### Short task
Wherever the word "name" appears in a line, copy that line.

### Entries
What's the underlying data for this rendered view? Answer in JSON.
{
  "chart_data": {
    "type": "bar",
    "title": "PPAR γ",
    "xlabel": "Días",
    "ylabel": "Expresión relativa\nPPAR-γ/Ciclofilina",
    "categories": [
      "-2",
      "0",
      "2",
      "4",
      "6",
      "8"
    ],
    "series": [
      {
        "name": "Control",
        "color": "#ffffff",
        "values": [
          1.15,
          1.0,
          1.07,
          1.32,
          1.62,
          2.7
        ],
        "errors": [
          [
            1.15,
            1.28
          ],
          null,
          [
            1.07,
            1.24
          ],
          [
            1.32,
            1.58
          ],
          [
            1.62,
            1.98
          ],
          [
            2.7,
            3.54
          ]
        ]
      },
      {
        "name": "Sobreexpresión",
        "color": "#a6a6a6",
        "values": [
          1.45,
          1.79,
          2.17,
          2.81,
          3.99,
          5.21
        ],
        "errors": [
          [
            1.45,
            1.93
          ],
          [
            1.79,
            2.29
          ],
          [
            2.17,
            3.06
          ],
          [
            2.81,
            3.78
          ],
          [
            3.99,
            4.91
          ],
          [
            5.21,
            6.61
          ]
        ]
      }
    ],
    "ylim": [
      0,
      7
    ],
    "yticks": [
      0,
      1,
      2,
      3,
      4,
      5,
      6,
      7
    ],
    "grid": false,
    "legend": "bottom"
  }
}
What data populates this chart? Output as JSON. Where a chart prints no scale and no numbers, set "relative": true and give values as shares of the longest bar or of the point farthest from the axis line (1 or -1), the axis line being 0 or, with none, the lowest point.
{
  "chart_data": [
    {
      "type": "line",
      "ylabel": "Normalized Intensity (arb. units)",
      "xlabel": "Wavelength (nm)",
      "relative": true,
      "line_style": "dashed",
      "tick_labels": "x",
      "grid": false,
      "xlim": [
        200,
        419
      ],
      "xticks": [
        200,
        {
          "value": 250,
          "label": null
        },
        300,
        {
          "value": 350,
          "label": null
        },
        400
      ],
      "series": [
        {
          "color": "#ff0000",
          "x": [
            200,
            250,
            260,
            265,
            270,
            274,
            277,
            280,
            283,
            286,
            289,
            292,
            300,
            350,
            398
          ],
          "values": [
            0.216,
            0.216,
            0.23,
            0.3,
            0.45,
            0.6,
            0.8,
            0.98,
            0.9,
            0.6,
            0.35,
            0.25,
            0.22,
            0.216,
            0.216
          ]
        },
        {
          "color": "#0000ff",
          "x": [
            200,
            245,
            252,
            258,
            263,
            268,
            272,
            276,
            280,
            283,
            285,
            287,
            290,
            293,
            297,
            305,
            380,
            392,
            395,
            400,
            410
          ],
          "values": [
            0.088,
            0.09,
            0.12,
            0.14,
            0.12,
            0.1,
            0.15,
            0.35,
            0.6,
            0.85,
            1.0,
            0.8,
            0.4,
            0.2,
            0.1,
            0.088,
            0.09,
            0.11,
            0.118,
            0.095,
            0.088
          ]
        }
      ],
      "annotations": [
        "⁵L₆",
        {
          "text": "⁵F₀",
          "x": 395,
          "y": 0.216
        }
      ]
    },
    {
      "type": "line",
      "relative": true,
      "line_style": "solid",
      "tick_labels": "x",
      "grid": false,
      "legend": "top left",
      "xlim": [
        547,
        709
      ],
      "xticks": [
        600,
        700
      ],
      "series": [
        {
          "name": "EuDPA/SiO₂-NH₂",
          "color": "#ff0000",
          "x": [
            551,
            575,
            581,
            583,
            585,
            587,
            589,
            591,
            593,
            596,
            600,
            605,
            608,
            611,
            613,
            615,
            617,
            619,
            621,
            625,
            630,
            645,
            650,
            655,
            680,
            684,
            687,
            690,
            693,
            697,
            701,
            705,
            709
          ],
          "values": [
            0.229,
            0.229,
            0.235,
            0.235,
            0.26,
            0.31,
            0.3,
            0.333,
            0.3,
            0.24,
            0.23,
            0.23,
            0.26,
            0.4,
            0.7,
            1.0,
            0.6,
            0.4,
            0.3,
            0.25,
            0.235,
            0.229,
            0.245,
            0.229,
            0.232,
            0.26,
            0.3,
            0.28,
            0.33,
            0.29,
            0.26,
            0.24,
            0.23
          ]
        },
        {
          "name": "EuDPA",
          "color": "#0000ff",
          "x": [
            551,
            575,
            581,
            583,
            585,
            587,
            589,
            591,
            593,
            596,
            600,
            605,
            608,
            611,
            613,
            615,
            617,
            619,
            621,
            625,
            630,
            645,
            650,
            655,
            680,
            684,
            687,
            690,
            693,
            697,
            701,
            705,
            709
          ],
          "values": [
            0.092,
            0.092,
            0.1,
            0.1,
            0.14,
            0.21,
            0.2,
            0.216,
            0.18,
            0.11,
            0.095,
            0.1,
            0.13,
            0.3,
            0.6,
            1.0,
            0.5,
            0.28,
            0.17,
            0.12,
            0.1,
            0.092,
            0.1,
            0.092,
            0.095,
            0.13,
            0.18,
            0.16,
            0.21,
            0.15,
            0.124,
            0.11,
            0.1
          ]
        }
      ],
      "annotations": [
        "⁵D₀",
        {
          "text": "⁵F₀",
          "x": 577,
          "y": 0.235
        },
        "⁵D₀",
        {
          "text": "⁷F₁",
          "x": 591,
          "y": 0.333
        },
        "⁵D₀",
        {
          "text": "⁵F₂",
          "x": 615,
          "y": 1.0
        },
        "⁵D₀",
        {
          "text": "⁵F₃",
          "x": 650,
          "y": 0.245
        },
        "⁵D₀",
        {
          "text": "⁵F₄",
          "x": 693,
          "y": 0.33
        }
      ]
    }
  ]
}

### Written solution
        "name": "Control",
        "name": "Sobreexpresión",
          "name": "EuDPA/SiO₂-NH₂",
          "name": "EuDPA",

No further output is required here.